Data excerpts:
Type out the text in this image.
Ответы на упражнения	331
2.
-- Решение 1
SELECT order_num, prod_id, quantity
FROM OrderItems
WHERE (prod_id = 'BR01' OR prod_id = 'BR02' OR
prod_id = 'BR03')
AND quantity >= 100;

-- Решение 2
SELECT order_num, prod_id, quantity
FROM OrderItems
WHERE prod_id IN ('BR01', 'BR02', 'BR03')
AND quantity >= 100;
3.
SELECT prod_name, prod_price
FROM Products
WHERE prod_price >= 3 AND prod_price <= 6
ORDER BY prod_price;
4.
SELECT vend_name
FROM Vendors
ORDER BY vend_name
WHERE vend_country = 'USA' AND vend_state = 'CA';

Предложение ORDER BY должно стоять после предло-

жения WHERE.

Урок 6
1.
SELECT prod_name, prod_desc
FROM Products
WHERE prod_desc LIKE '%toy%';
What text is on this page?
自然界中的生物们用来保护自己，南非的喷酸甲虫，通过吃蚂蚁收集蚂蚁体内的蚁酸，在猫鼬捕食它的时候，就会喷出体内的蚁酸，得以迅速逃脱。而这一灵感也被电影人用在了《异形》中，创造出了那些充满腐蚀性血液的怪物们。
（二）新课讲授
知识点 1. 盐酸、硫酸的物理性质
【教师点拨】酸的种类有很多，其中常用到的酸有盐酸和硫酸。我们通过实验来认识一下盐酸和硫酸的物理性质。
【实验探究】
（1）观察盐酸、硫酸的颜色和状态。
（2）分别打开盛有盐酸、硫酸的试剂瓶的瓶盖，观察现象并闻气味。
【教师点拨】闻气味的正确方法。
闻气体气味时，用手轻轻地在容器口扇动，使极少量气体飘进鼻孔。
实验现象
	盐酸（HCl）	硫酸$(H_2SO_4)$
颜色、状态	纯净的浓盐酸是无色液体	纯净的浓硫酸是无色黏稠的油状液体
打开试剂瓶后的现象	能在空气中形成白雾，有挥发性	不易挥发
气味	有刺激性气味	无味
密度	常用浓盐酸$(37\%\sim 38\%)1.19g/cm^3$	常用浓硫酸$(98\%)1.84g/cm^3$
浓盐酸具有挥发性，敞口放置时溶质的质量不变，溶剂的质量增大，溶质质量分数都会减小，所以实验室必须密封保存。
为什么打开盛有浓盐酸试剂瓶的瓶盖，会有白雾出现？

- **Problem details**
Every line of the records above needs to be given again exactly.

- **Response to this task**
Type out the text in this image.
Ответы на упражнения	331
2.
-- Решение 1
SELECT order_num, prod_id, quantity
FROM OrderItems
WHERE (prod_id = 'BR01' OR prod_id = 'BR02' OR
prod_id = 'BR03')
AND quantity >= 100;

-- Решение 2
SELECT order_num, prod_id, quantity
FROM OrderItems
WHERE prod_id IN ('BR01', 'BR02', 'BR03')
AND quantity >= 100;
3.
SELECT prod_name, prod_price
FROM Products
WHERE prod_price >= 3 AND prod_price <= 6
ORDER BY prod_price;
4.
SELECT vend_name
FROM Vendors
ORDER BY vend_name
WHERE vend_country = 'USA' AND vend_state = 'CA';

Предложение ORDER BY должно стоять после предло-

жения WHERE.

Урок 6
1.
SELECT prod_name, prod_desc
FROM Products
WHERE prod_desc LIKE '%toy%';
What text is on this page?
自然界中的生物们用来保护自己，南非的喷酸甲虫，通过吃蚂蚁收集蚂蚁体内的蚁酸，在猫鼬捕食它的时候，就会喷出体内的蚁酸，得以迅速逃脱。而这一灵感也被电影人用在了《异形》中，创造出了那些充满腐蚀性血液的怪物们。
（二）新课讲授
知识点 1. 盐酸、硫酸的物理性质
【教师点拨】酸的种类有很多，其中常用到的酸有盐酸和硫酸。我们通过实验来认识一下盐酸和硫酸的物理性质。
【实验探究】
（1）观察盐酸、硫酸的颜色和状态。
（2）分别打开盛有盐酸、硫酸的试剂瓶的瓶盖，观察现象并闻气味。
【教师点拨】闻气味的正确方法。
闻气体气味时，用手轻轻地在容器口扇动，使极少量气体飘进鼻孔。
实验现象
	盐酸（HCl）	硫酸$(H_2SO_4)$
颜色、状态	纯净的浓盐酸是无色液体	纯净的浓硫酸是无色黏稠的油状液体
打开试剂瓶后的现象	能在空气中形成白雾，有挥发性	不易挥发
气味	有刺激性气味	无味
密度	常用浓盐酸$(37\%\sim 38\%)1.19g/cm^3$	常用浓硫酸$(98\%)1.84g/cm^3$
浓盐酸具有挥发性，敞口放置时溶质的质量不变，溶剂的质量增大，溶质质量分数都会减小，所以实验室必须密封保存。
为什么打开盛有浓盐酸试剂瓶的瓶盖，会有白雾出现？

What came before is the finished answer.